* Start *

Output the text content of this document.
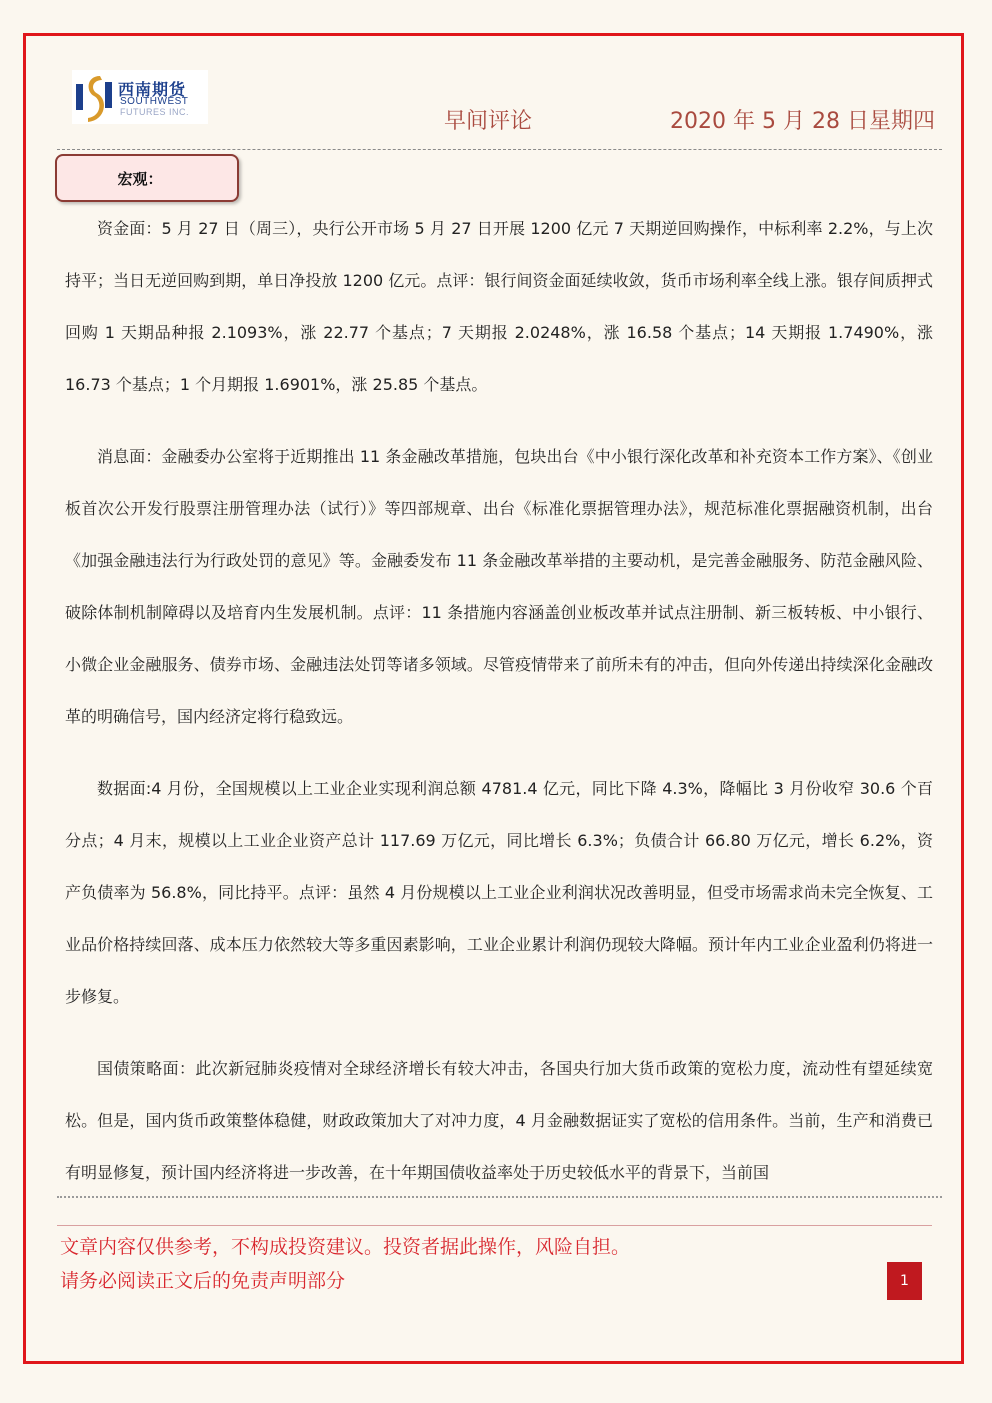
西南期货
SOUTHWEST
FUTURES INC.	早间评论	2020 年 5 月 28 日星期四
宏观：

资金面：5 月 27 日（周三），央行公开市场 5 月 27 日开展 1200 亿元 7 天期逆回购操作，中标利率 2.2%，与上次持平；当日无逆回购到期，单日净投放 1200 亿元。点评：银行间资金面延续收敛，货币市场利率全线上涨。银存间质押式回购 1 天期品种报 2.1093%，涨 22.77 个基点；7 天期报 2.0248%，涨 16.58 个基点；14 天期报 1.7490%，涨 16.73 个基点；1 个月期报 1.6901%，涨 25.85 个基点。

消息面：金融委办公室将于近期推出 11 条金融改革措施，包块出台《中小银行深化改革和补充资本工作方案》、《创业板首次公开发行股票注册管理办法（试行）》等四部规章、出台《标准化票据管理办法》，规范标准化票据融资机制，出台《加强金融违法行为行政处罚的意见》等。金融委发布 11 条金融改革举措的主要动机，是完善金融服务、防范金融风险、破除体制机制障碍以及培育内生发展机制。点评：11 条措施内容涵盖创业板改革并试点注册制、新三板转板、中小银行、小微企业金融服务、债券市场、金融违法处罚等诸多领域。尽管疫情带来了前所未有的冲击，但向外传递出持续深化金融改革的明确信号，国内经济定将行稳致远。

数据面:4 月份，全国规模以上工业企业实现利润总额 4781.4 亿元，同比下降 4.3%，降幅比 3 月份收窄 30.6 个百分点；4 月末，规模以上工业企业资产总计 117.69 万亿元，同比增长 6.3%；负债合计 66.80 万亿元，增长 6.2%，资产负债率为 56.8%，同比持平。点评：虽然 4 月份规模以上工业企业利润状况改善明显，但受市场需求尚未完全恢复、工业品价格持续回落、成本压力依然较大等多重因素影响，工业企业累计利润仍现较大降幅。预计年内工业企业盈利仍将进一步修复。

国债策略面：此次新冠肺炎疫情对全球经济增长有较大冲击，各国央行加大货币政策的宽松力度，流动性有望延续宽松。但是，国内货币政策整体稳健，财政政策加大了对冲力度，4 月金融数据证实了宽松的信用条件。当前，生产和消费已有明显修复，预计国内经济将进一步改善，在十年期国债收益率处于历史较低水平的背景下，当前国

文章内容仅供参考，不构成投资建议。投资者据此操作，风险自担。
请务必阅读正文后的免责声明部分	1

* End *

**Task goal:** Give back every line exactly as it stands, pictures excluded.

**Full response:**
Output the text content of this document.
西南期货
SOUTHWEST
FUTURES INC.	早间评论	2020 年 5 月 28 日星期四
宏观：

资金面：5 月 27 日（周三），央行公开市场 5 月 27 日开展 1200 亿元 7 天期逆回购操作，中标利率 2.2%，与上次持平；当日无逆回购到期，单日净投放 1200 亿元。点评：银行间资金面延续收敛，货币市场利率全线上涨。银存间质押式回购 1 天期品种报 2.1093%，涨 22.77 个基点；7 天期报 2.0248%，涨 16.58 个基点；14 天期报 1.7490%，涨 16.73 个基点；1 个月期报 1.6901%，涨 25.85 个基点。

消息面：金融委办公室将于近期推出 11 条金融改革措施，包块出台《中小银行深化改革和补充资本工作方案》、《创业板首次公开发行股票注册管理办法（试行）》等四部规章、出台《标准化票据管理办法》，规范标准化票据融资机制，出台《加强金融违法行为行政处罚的意见》等。金融委发布 11 条金融改革举措的主要动机，是完善金融服务、防范金融风险、破除体制机制障碍以及培育内生发展机制。点评：11 条措施内容涵盖创业板改革并试点注册制、新三板转板、中小银行、小微企业金融服务、债券市场、金融违法处罚等诸多领域。尽管疫情带来了前所未有的冲击，但向外传递出持续深化金融改革的明确信号，国内经济定将行稳致远。

数据面:4 月份，全国规模以上工业企业实现利润总额 4781.4 亿元，同比下降 4.3%，降幅比 3 月份收窄 30.6 个百分点；4 月末，规模以上工业企业资产总计 117.69 万亿元，同比增长 6.3%；负债合计 66.80 万亿元，增长 6.2%，资产负债率为 56.8%，同比持平。点评：虽然 4 月份规模以上工业企业利润状况改善明显，但受市场需求尚未完全恢复、工业品价格持续回落、成本压力依然较大等多重因素影响，工业企业累计利润仍现较大降幅。预计年内工业企业盈利仍将进一步修复。

国债策略面：此次新冠肺炎疫情对全球经济增长有较大冲击，各国央行加大货币政策的宽松力度，流动性有望延续宽松。但是，国内货币政策整体稳健，财政政策加大了对冲力度，4 月金融数据证实了宽松的信用条件。当前，生产和消费已有明显修复，预计国内经济将进一步改善，在十年期国债收益率处于历史较低水平的背景下，当前国

文章内容仅供参考，不构成投资建议。投资者据此操作，风险自担。
请务必阅读正文后的免责声明部分	1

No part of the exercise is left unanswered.